### WHAT THE EXERCISE ASKS
Find and copy every line in the records that includes the string "this".

— BEGIN GIVEN RECORDS —

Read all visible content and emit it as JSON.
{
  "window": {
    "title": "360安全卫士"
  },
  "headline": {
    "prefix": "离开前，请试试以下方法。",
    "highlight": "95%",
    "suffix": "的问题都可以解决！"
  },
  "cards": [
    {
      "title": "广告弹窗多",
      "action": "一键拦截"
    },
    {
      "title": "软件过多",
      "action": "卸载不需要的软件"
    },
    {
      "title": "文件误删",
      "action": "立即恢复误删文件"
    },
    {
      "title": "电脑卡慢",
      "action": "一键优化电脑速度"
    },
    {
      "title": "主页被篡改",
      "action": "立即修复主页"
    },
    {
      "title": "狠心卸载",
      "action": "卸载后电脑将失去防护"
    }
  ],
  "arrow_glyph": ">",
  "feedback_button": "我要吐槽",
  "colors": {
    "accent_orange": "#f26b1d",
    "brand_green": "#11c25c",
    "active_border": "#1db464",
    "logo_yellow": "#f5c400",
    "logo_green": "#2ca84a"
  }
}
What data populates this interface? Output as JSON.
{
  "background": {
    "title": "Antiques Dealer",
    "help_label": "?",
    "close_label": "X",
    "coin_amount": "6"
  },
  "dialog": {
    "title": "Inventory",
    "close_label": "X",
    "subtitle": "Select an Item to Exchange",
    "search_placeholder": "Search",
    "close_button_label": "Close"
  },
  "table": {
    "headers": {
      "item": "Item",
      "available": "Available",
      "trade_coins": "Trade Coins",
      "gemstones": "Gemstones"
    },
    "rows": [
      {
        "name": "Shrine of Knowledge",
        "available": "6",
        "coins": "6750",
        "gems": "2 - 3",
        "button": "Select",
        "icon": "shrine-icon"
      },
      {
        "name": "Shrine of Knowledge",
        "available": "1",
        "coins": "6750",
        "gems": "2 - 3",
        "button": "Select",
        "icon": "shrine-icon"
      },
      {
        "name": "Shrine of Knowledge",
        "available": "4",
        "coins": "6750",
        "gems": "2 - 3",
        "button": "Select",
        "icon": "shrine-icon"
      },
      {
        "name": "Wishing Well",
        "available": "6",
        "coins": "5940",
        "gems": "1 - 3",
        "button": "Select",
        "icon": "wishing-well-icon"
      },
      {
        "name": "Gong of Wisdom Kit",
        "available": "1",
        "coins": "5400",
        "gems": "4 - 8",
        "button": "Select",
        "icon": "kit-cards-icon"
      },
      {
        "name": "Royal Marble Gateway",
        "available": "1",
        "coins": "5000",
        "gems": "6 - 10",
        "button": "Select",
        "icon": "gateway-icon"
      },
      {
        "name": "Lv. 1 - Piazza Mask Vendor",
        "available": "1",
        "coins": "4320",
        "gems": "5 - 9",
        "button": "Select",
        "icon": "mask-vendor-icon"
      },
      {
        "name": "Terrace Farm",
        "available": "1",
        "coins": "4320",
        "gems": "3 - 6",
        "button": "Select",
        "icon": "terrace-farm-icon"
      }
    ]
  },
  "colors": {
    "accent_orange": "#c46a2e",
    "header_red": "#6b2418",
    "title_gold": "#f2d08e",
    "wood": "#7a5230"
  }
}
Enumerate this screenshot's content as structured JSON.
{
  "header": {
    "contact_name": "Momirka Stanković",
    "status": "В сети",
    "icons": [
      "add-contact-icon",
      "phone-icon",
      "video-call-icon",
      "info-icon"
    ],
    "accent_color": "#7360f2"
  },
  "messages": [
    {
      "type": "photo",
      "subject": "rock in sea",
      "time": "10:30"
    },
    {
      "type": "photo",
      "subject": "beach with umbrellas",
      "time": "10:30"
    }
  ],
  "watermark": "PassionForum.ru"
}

— END GIVEN RECORDS —

### RESPONSE
What data populates this interface? Output as JSON.
Enumerate this screenshot's content as structured JSON.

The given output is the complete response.